### GOAL
Report how many lines of these entries hold the string "Funded"; reply with the number alone.

[start]

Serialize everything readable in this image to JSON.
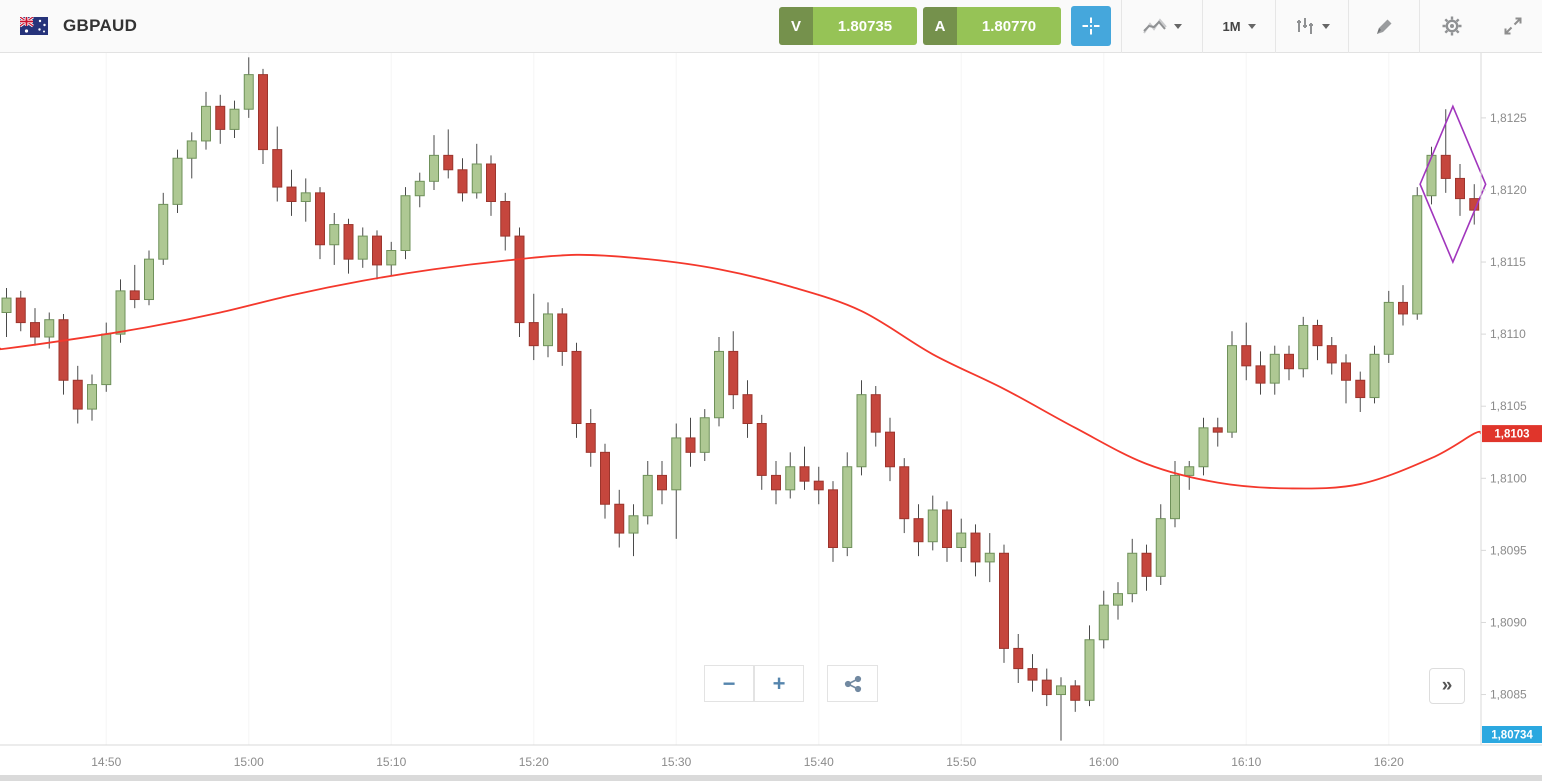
{
  "window": {
    "title": "GBPAUD"
  },
  "colors": {
    "trade_letter_bg": "#75914c",
    "trade_price_bg": "#96c356",
    "crosshair_bg": "#45a7dc",
    "candle_up_fill": "#aec893",
    "candle_up_stroke": "#6f915a",
    "candle_down_fill": "#c5463d",
    "candle_down_stroke": "#9c352d",
    "wick": "#4a4a4a",
    "ma_line": "#f4382c",
    "axis_text": "#8b8b8b",
    "axis_line": "#d8d8d8",
    "grid_line": "#f5f5f5",
    "tag_ma_bg": "#e0352b",
    "tag_price_bg": "#2ba8e0",
    "drawing": "#a136bd"
  },
  "toolbar": {
    "instrument": "GBPAUD",
    "sell": {
      "label": "V",
      "price": "1.80735"
    },
    "buy": {
      "label": "A",
      "price": "1.80770"
    },
    "timeframe": "1M"
  },
  "footer": {
    "zoom_out": "−",
    "zoom_in": "+",
    "collapse": "»"
  },
  "chart_data": {
    "type": "candlestick",
    "symbol": "GBPAUD",
    "timeframe": "1M",
    "ylim": [
      1.80815,
      1.81295
    ],
    "x_ticks": [
      "14:50",
      "15:00",
      "15:10",
      "15:20",
      "15:30",
      "15:40",
      "15:50",
      "16:00",
      "16:10",
      "16:20"
    ],
    "y_ticks": [
      {
        "value": 1.8125,
        "label": "1,8125"
      },
      {
        "value": 1.812,
        "label": "1,8120"
      },
      {
        "value": 1.8115,
        "label": "1,8115"
      },
      {
        "value": 1.811,
        "label": "1,8110"
      },
      {
        "value": 1.8105,
        "label": "1,8105"
      },
      {
        "value": 1.81,
        "label": "1,8100"
      },
      {
        "value": 1.8095,
        "label": "1,8095"
      },
      {
        "value": 1.809,
        "label": "1,8090"
      },
      {
        "value": 1.8085,
        "label": "1,8085"
      }
    ],
    "candles": [
      [
        "14:43",
        1.81115,
        1.81132,
        1.81098,
        1.81125
      ],
      [
        "14:44",
        1.81125,
        1.8113,
        1.81102,
        1.81108
      ],
      [
        "14:45",
        1.81108,
        1.81118,
        1.81092,
        1.81098
      ],
      [
        "14:46",
        1.81098,
        1.81115,
        1.8109,
        1.8111
      ],
      [
        "14:47",
        1.8111,
        1.81114,
        1.81058,
        1.81068
      ],
      [
        "14:48",
        1.81068,
        1.81078,
        1.81038,
        1.81048
      ],
      [
        "14:49",
        1.81048,
        1.81072,
        1.8104,
        1.81065
      ],
      [
        "14:50",
        1.81065,
        1.81108,
        1.8106,
        1.811
      ],
      [
        "14:51",
        1.811,
        1.81138,
        1.81094,
        1.8113
      ],
      [
        "14:52",
        1.8113,
        1.81148,
        1.81118,
        1.81124
      ],
      [
        "14:53",
        1.81124,
        1.81158,
        1.8112,
        1.81152
      ],
      [
        "14:54",
        1.81152,
        1.81198,
        1.81148,
        1.8119
      ],
      [
        "14:55",
        1.8119,
        1.81228,
        1.81184,
        1.81222
      ],
      [
        "14:56",
        1.81222,
        1.8124,
        1.81208,
        1.81234
      ],
      [
        "14:57",
        1.81234,
        1.81268,
        1.81228,
        1.81258
      ],
      [
        "14:58",
        1.81258,
        1.81266,
        1.81232,
        1.81242
      ],
      [
        "14:59",
        1.81242,
        1.81262,
        1.81236,
        1.81256
      ],
      [
        "15:00",
        1.81256,
        1.81292,
        1.8125,
        1.8128
      ],
      [
        "15:01",
        1.8128,
        1.81284,
        1.81218,
        1.81228
      ],
      [
        "15:02",
        1.81228,
        1.81244,
        1.81192,
        1.81202
      ],
      [
        "15:03",
        1.81202,
        1.81214,
        1.81182,
        1.81192
      ],
      [
        "15:04",
        1.81192,
        1.81208,
        1.81178,
        1.81198
      ],
      [
        "15:05",
        1.81198,
        1.81202,
        1.81152,
        1.81162
      ],
      [
        "15:06",
        1.81162,
        1.81184,
        1.81148,
        1.81176
      ],
      [
        "15:07",
        1.81176,
        1.8118,
        1.81142,
        1.81152
      ],
      [
        "15:08",
        1.81152,
        1.81174,
        1.81146,
        1.81168
      ],
      [
        "15:09",
        1.81168,
        1.81172,
        1.81138,
        1.81148
      ],
      [
        "15:10",
        1.81148,
        1.81164,
        1.8114,
        1.81158
      ],
      [
        "15:11",
        1.81158,
        1.81202,
        1.81152,
        1.81196
      ],
      [
        "15:12",
        1.81196,
        1.81212,
        1.81188,
        1.81206
      ],
      [
        "15:13",
        1.81206,
        1.81238,
        1.812,
        1.81224
      ],
      [
        "15:14",
        1.81224,
        1.81242,
        1.81208,
        1.81214
      ],
      [
        "15:15",
        1.81214,
        1.81222,
        1.81192,
        1.81198
      ],
      [
        "15:16",
        1.81198,
        1.81232,
        1.81194,
        1.81218
      ],
      [
        "15:17",
        1.81218,
        1.81224,
        1.81182,
        1.81192
      ],
      [
        "15:18",
        1.81192,
        1.81198,
        1.81158,
        1.81168
      ],
      [
        "15:19",
        1.81168,
        1.81174,
        1.81098,
        1.81108
      ],
      [
        "15:20",
        1.81108,
        1.81128,
        1.81082,
        1.81092
      ],
      [
        "15:21",
        1.81092,
        1.81122,
        1.81084,
        1.81114
      ],
      [
        "15:22",
        1.81114,
        1.81118,
        1.81078,
        1.81088
      ],
      [
        "15:23",
        1.81088,
        1.81094,
        1.81028,
        1.81038
      ],
      [
        "15:24",
        1.81038,
        1.81048,
        1.81008,
        1.81018
      ],
      [
        "15:25",
        1.81018,
        1.81024,
        1.80972,
        1.80982
      ],
      [
        "15:26",
        1.80982,
        1.80992,
        1.80952,
        1.80962
      ],
      [
        "15:27",
        1.80962,
        1.80982,
        1.80946,
        1.80974
      ],
      [
        "15:28",
        1.80974,
        1.81012,
        1.80968,
        1.81002
      ],
      [
        "15:29",
        1.81002,
        1.81012,
        1.80982,
        1.80992
      ],
      [
        "15:30",
        1.80992,
        1.81038,
        1.80958,
        1.81028
      ],
      [
        "15:31",
        1.81028,
        1.81042,
        1.81008,
        1.81018
      ],
      [
        "15:32",
        1.81018,
        1.81048,
        1.81012,
        1.81042
      ],
      [
        "15:33",
        1.81042,
        1.81098,
        1.81036,
        1.81088
      ],
      [
        "15:34",
        1.81088,
        1.81102,
        1.81048,
        1.81058
      ],
      [
        "15:35",
        1.81058,
        1.81068,
        1.81028,
        1.81038
      ],
      [
        "15:36",
        1.81038,
        1.81044,
        1.80992,
        1.81002
      ],
      [
        "15:37",
        1.81002,
        1.81012,
        1.80982,
        1.80992
      ],
      [
        "15:38",
        1.80992,
        1.81018,
        1.80986,
        1.81008
      ],
      [
        "15:39",
        1.81008,
        1.81022,
        1.80992,
        1.80998
      ],
      [
        "15:40",
        1.80998,
        1.81008,
        1.80982,
        1.80992
      ],
      [
        "15:41",
        1.80992,
        1.80998,
        1.80942,
        1.80952
      ],
      [
        "15:42",
        1.80952,
        1.81018,
        1.80946,
        1.81008
      ],
      [
        "15:43",
        1.81008,
        1.81068,
        1.81002,
        1.81058
      ],
      [
        "15:44",
        1.81058,
        1.81064,
        1.81022,
        1.81032
      ],
      [
        "15:45",
        1.81032,
        1.81042,
        1.80998,
        1.81008
      ],
      [
        "15:46",
        1.81008,
        1.81014,
        1.80962,
        1.80972
      ],
      [
        "15:47",
        1.80972,
        1.80982,
        1.80946,
        1.80956
      ],
      [
        "15:48",
        1.80956,
        1.80988,
        1.8095,
        1.80978
      ],
      [
        "15:49",
        1.80978,
        1.80984,
        1.80942,
        1.80952
      ],
      [
        "15:50",
        1.80952,
        1.80972,
        1.80942,
        1.80962
      ],
      [
        "15:51",
        1.80962,
        1.80968,
        1.80932,
        1.80942
      ],
      [
        "15:52",
        1.80942,
        1.80962,
        1.80928,
        1.80948
      ],
      [
        "15:53",
        1.80948,
        1.80954,
        1.80872,
        1.80882
      ],
      [
        "15:54",
        1.80882,
        1.80892,
        1.80858,
        1.80868
      ],
      [
        "15:55",
        1.80868,
        1.80878,
        1.80852,
        1.8086
      ],
      [
        "15:56",
        1.8086,
        1.80868,
        1.80842,
        1.8085
      ],
      [
        "15:57",
        1.8085,
        1.80862,
        1.80818,
        1.80856
      ],
      [
        "15:58",
        1.80856,
        1.8086,
        1.80838,
        1.80846
      ],
      [
        "15:59",
        1.80846,
        1.80898,
        1.80842,
        1.80888
      ],
      [
        "16:00",
        1.80888,
        1.80922,
        1.80882,
        1.80912
      ],
      [
        "16:01",
        1.80912,
        1.80928,
        1.80902,
        1.8092
      ],
      [
        "16:02",
        1.8092,
        1.80958,
        1.80914,
        1.80948
      ],
      [
        "16:03",
        1.80948,
        1.80954,
        1.80922,
        1.80932
      ],
      [
        "16:04",
        1.80932,
        1.80982,
        1.80926,
        1.80972
      ],
      [
        "16:05",
        1.80972,
        1.81012,
        1.80966,
        1.81002
      ],
      [
        "16:06",
        1.81002,
        1.81012,
        1.80992,
        1.81008
      ],
      [
        "16:07",
        1.81008,
        1.81042,
        1.81002,
        1.81035
      ],
      [
        "16:08",
        1.81035,
        1.81042,
        1.81022,
        1.81032
      ],
      [
        "16:09",
        1.81032,
        1.81102,
        1.81028,
        1.81092
      ],
      [
        "16:10",
        1.81092,
        1.81108,
        1.81068,
        1.81078
      ],
      [
        "16:11",
        1.81078,
        1.81088,
        1.81058,
        1.81066
      ],
      [
        "16:12",
        1.81066,
        1.81092,
        1.81058,
        1.81086
      ],
      [
        "16:13",
        1.81086,
        1.81092,
        1.81068,
        1.81076
      ],
      [
        "16:14",
        1.81076,
        1.81112,
        1.8107,
        1.81106
      ],
      [
        "16:15",
        1.81106,
        1.8111,
        1.81082,
        1.81092
      ],
      [
        "16:16",
        1.81092,
        1.81098,
        1.81072,
        1.8108
      ],
      [
        "16:17",
        1.8108,
        1.81086,
        1.81052,
        1.81068
      ],
      [
        "16:18",
        1.81068,
        1.81074,
        1.81046,
        1.81056
      ],
      [
        "16:19",
        1.81056,
        1.81092,
        1.81052,
        1.81086
      ],
      [
        "16:20",
        1.81086,
        1.8113,
        1.8108,
        1.81122
      ],
      [
        "16:21",
        1.81122,
        1.81134,
        1.81106,
        1.81114
      ],
      [
        "16:22",
        1.81114,
        1.81202,
        1.8111,
        1.81196
      ],
      [
        "16:23",
        1.81196,
        1.8123,
        1.8119,
        1.81224
      ],
      [
        "16:24",
        1.81224,
        1.81256,
        1.81198,
        1.81208
      ],
      [
        "16:25",
        1.81208,
        1.81218,
        1.81182,
        1.81194
      ],
      [
        "16:26",
        1.81194,
        1.81204,
        1.81176,
        1.81186
      ]
    ],
    "ma_points": [
      [
        "14:43",
        1.8109
      ],
      [
        "14:48",
        1.81097
      ],
      [
        "14:53",
        1.81105
      ],
      [
        "14:58",
        1.81115
      ],
      [
        "15:03",
        1.81127
      ],
      [
        "15:08",
        1.81137
      ],
      [
        "15:13",
        1.81145
      ],
      [
        "15:18",
        1.81151
      ],
      [
        "15:23",
        1.81155
      ],
      [
        "15:28",
        1.81152
      ],
      [
        "15:33",
        1.81145
      ],
      [
        "15:38",
        1.81133
      ],
      [
        "15:43",
        1.81116
      ],
      [
        "15:48",
        1.81086
      ],
      [
        "15:53",
        1.81062
      ],
      [
        "15:58",
        1.81035
      ],
      [
        "16:03",
        1.8101
      ],
      [
        "16:08",
        1.80997
      ],
      [
        "16:13",
        1.80993
      ],
      [
        "16:18",
        1.80996
      ],
      [
        "16:23",
        1.81014
      ],
      [
        "16:26",
        1.81031
      ]
    ],
    "price_tags": {
      "ma": {
        "text": "1,8103",
        "value": 1.81031
      },
      "current": {
        "text": "1,80734",
        "pinned": "bottom"
      }
    },
    "drawings": [
      {
        "shape": "diamond",
        "center_time": "16:24",
        "price_top": 1.81258,
        "price_bottom": 1.8115,
        "width_minutes": 4.6
      }
    ]
  }
}
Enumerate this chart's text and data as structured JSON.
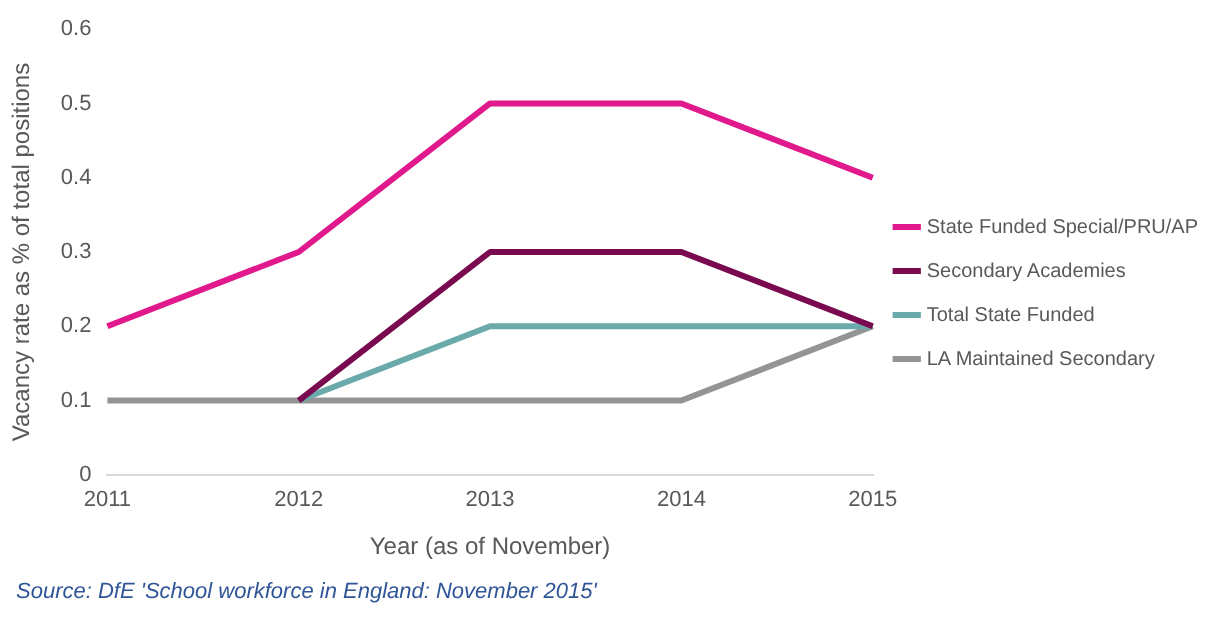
{
  "chart_data": {
    "type": "line",
    "xlabel": "Year (as of November)",
    "ylabel": "Vacancy rate as % of total positions",
    "categories": [
      "2011",
      "2012",
      "2013",
      "2014",
      "2015"
    ],
    "series": [
      {
        "name": "State Funded Special/PRU/AP",
        "color": "#e0198c",
        "values": [
          0.2,
          0.3,
          0.5,
          0.5,
          0.4
        ]
      },
      {
        "name": "Secondary Academies",
        "color": "#7a0a50",
        "values": [
          null,
          0.1,
          0.3,
          0.3,
          0.2
        ]
      },
      {
        "name": "Total State Funded",
        "color": "#6aaaaa",
        "values": [
          null,
          0.1,
          0.2,
          0.2,
          0.2
        ]
      },
      {
        "name": "LA Maintained Secondary",
        "color": "#949494",
        "values": [
          0.1,
          0.1,
          0.1,
          0.1,
          0.2
        ]
      }
    ],
    "ylim": [
      0,
      0.6
    ],
    "yticks": [
      0,
      0.1,
      0.2,
      0.3,
      0.4,
      0.5,
      0.6
    ],
    "grid": false,
    "legend": "right",
    "marker": "none",
    "line_style": "solid",
    "annotations": [
      "Source: DfE 'School workforce in England: November 2015'"
    ]
  }
}
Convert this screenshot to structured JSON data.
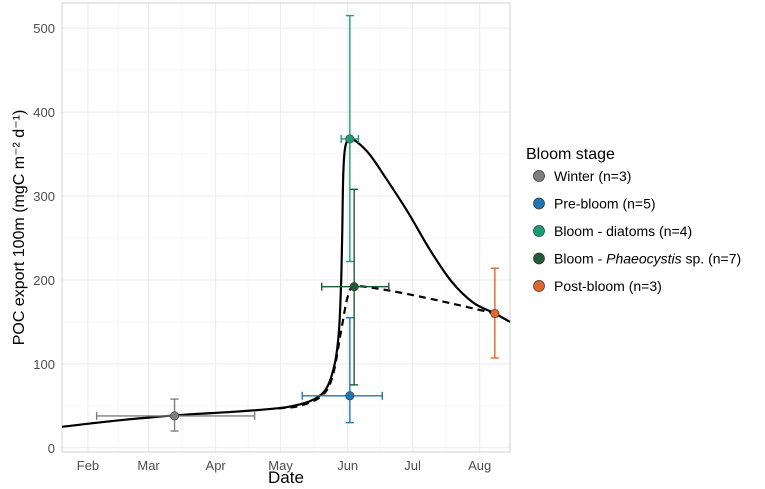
{
  "chart_data": {
    "type": "scatter",
    "xlabel": "Date",
    "ylabel": "POC export 100m (mgC m⁻² d⁻¹)",
    "x_axis": {
      "domain_doy": [
        20,
        227
      ],
      "tick_labels": [
        "Feb",
        "Mar",
        "Apr",
        "May",
        "Jun",
        "Jul",
        "Aug"
      ],
      "tick_dates": [
        "Feb 1",
        "Mar 1",
        "Apr 1",
        "May 1",
        "Jun 1",
        "Jul 1",
        "Aug 1"
      ],
      "tick_doy": [
        32,
        60,
        91,
        121,
        152,
        182,
        213
      ]
    },
    "y_axis": {
      "range": [
        -5,
        530
      ],
      "ticks": [
        0,
        100,
        200,
        300,
        400,
        500
      ]
    },
    "grid": true,
    "legend": {
      "title": "Bloom stage",
      "position": "right",
      "entries": [
        {
          "key": "winter",
          "pre": "Winter (n=3)",
          "italic": "",
          "post": "",
          "color": "#7f7f7f"
        },
        {
          "key": "pre",
          "pre": "Pre-bloom (n=5)",
          "italic": "",
          "post": "",
          "color": "#1f77b4"
        },
        {
          "key": "diatoms",
          "pre": "Bloom - diatoms (n=4)",
          "italic": "",
          "post": "",
          "color": "#1b9e77"
        },
        {
          "key": "phaeo",
          "pre": "Bloom - ",
          "italic": "Phaeocystis",
          "post": " sp. (n=7)",
          "color": "#1f5c36"
        },
        {
          "key": "post",
          "pre": "Post-bloom (n=3)",
          "italic": "",
          "post": "",
          "color": "#e3662b"
        }
      ]
    },
    "points": [
      {
        "stage": "winter",
        "x": 72,
        "y": 38,
        "xerr": [
          36,
          109
        ],
        "yerr": [
          20,
          58
        ]
      },
      {
        "stage": "pre",
        "x": 153,
        "y": 62,
        "xerr": [
          131,
          168
        ],
        "yerr": [
          30,
          155
        ]
      },
      {
        "stage": "diatoms",
        "x": 153,
        "y": 368,
        "xerr": [
          149,
          157
        ],
        "yerr": [
          222,
          515
        ]
      },
      {
        "stage": "phaeo",
        "x": 155,
        "y": 192,
        "xerr": [
          140,
          171
        ],
        "yerr": [
          75,
          308
        ]
      },
      {
        "stage": "post",
        "x": 220,
        "y": 160,
        "xerr": [
          219,
          221
        ],
        "yerr": [
          107,
          214
        ]
      }
    ],
    "series": [
      {
        "style": "solid",
        "points": [
          [
            20,
            25
          ],
          [
            40,
            31
          ],
          [
            60,
            36
          ],
          [
            80,
            40
          ],
          [
            100,
            43
          ],
          [
            115,
            46
          ],
          [
            125,
            49
          ],
          [
            135,
            56
          ],
          [
            142,
            70
          ],
          [
            146,
            100
          ],
          [
            148,
            140
          ],
          [
            149,
            200
          ],
          [
            149.5,
            260
          ],
          [
            150,
            330
          ],
          [
            151,
            360
          ],
          [
            153,
            368
          ],
          [
            156,
            365
          ],
          [
            162,
            350
          ],
          [
            170,
            320
          ],
          [
            180,
            280
          ],
          [
            190,
            236
          ],
          [
            200,
            198
          ],
          [
            210,
            173
          ],
          [
            220,
            160
          ],
          [
            227,
            150
          ]
        ]
      },
      {
        "style": "dashed",
        "points": [
          [
            120,
            47
          ],
          [
            130,
            50
          ],
          [
            140,
            62
          ],
          [
            145,
            85
          ],
          [
            149,
            140
          ],
          [
            152,
            180
          ],
          [
            155,
            192
          ],
          [
            165,
            190
          ],
          [
            180,
            183
          ],
          [
            200,
            172
          ],
          [
            220,
            160
          ]
        ]
      }
    ]
  }
}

[end]

### EXERCISE SOLUTION
2